_EXERCISE BRIEF:_ Collect all lines from the listing that include the string "russo".

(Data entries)
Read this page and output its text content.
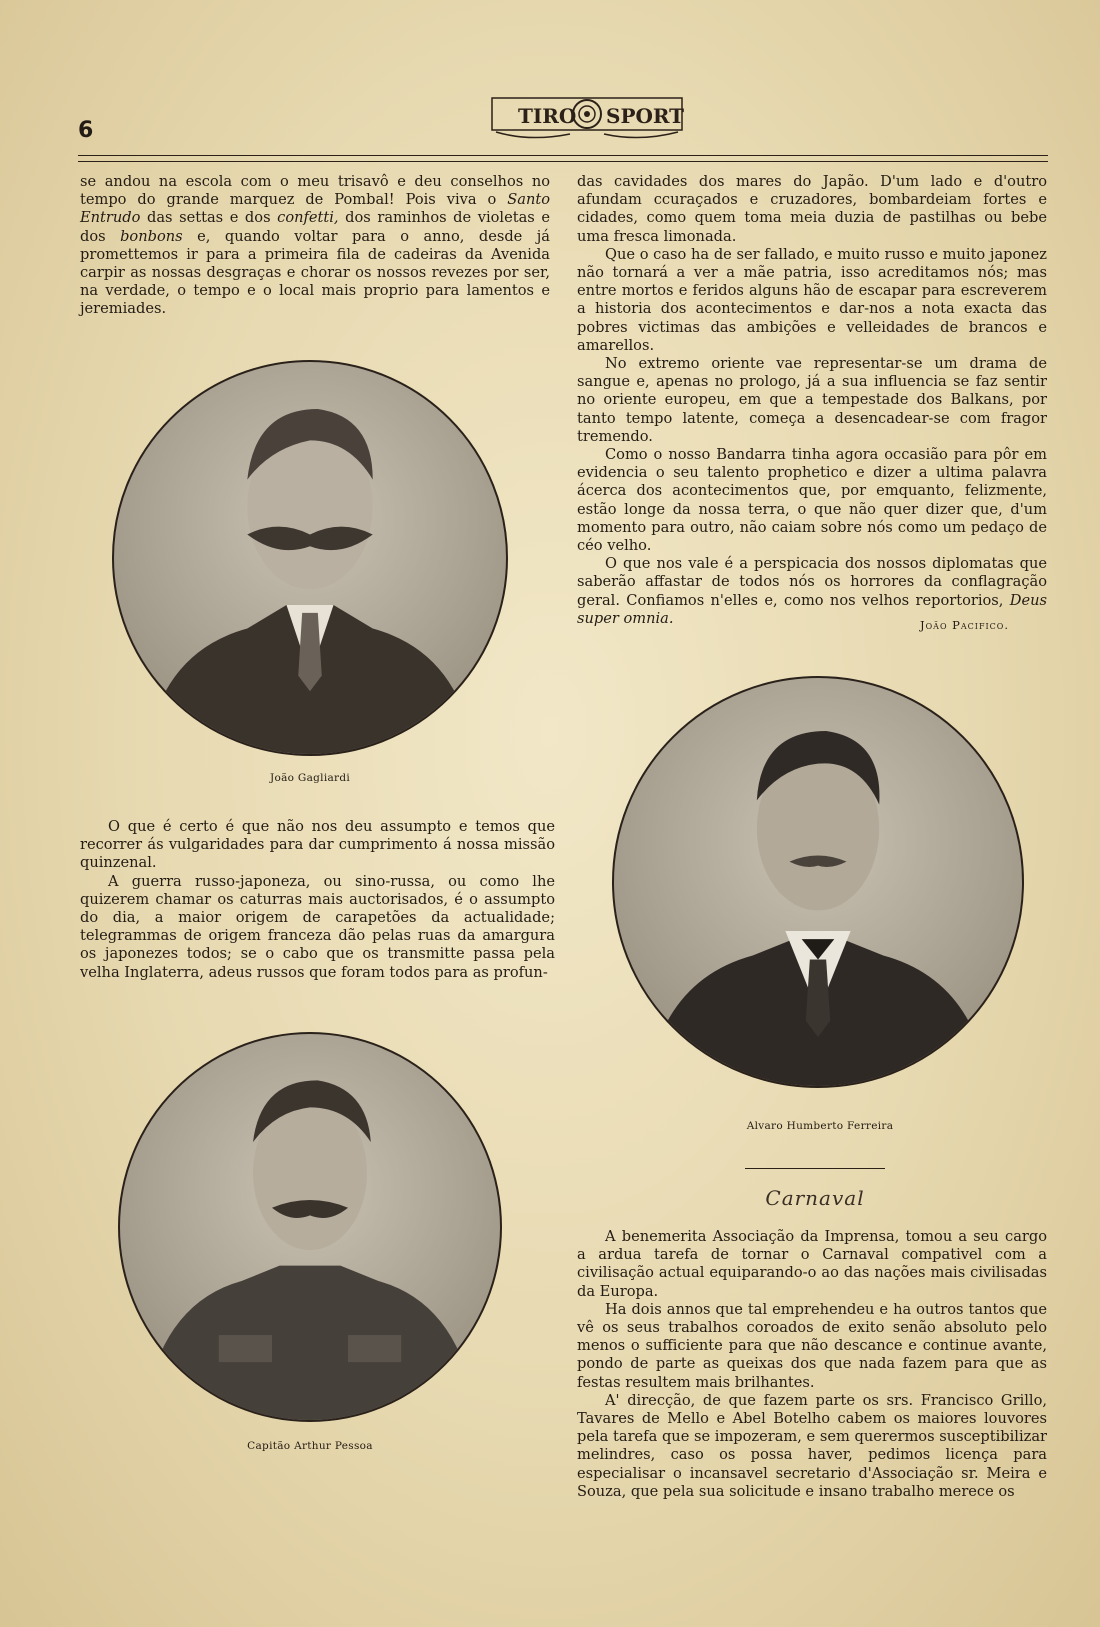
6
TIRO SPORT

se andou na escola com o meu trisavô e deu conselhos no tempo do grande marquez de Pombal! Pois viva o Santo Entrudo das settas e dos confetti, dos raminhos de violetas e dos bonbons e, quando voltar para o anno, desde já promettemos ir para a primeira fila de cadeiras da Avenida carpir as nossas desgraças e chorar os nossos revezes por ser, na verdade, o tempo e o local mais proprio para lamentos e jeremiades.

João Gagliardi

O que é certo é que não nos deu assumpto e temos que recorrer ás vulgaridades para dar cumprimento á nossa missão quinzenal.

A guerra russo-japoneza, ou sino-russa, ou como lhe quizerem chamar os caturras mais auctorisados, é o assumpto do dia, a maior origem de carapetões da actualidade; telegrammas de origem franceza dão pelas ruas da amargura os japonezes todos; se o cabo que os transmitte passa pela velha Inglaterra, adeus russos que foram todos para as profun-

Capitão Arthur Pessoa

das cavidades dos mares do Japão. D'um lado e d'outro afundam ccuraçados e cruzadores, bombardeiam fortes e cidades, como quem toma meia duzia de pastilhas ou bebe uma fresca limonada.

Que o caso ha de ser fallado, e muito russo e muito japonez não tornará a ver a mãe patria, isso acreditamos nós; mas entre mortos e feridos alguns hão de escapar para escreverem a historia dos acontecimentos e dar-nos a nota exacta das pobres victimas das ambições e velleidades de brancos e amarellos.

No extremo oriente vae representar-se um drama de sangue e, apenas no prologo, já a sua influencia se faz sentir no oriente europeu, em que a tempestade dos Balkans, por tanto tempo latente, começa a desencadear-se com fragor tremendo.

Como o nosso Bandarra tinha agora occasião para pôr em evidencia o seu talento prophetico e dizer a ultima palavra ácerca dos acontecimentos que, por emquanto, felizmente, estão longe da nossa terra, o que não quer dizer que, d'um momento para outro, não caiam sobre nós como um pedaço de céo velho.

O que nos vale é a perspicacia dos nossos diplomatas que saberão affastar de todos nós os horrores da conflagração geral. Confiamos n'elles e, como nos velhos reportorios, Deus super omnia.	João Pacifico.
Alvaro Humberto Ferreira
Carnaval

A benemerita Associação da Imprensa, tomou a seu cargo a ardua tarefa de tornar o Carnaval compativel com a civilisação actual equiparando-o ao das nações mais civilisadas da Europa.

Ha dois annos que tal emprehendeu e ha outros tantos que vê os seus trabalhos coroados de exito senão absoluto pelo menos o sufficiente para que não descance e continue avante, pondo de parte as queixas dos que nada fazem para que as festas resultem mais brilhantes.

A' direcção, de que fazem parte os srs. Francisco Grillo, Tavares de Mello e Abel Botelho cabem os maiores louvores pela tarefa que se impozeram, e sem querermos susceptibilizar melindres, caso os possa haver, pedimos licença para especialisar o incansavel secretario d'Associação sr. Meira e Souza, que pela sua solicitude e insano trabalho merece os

_WRITTEN RESPONSE:_
A guerra russo-japoneza, ou sino-russa, ou como lhe quizerem chamar os caturras mais auctorisados, é o assumpto do dia, a maior origem de carapetões da actualidade; telegrammas de origem franceza dão pelas ruas da amargura os japonezes todos; se o cabo que os transmitte passa pela velha Inglaterra, adeus russos que foram todos para as profun-
Que o caso ha de ser fallado, e muito russo e muito japonez não tornará a ver a mãe patria, isso acreditamos nós; mas entre mortos e feridos alguns hão de escapar para escreverem a historia dos acontecimentos e dar-nos a nota exacta das pobres victimas das ambições e velleidades de brancos e amarellos.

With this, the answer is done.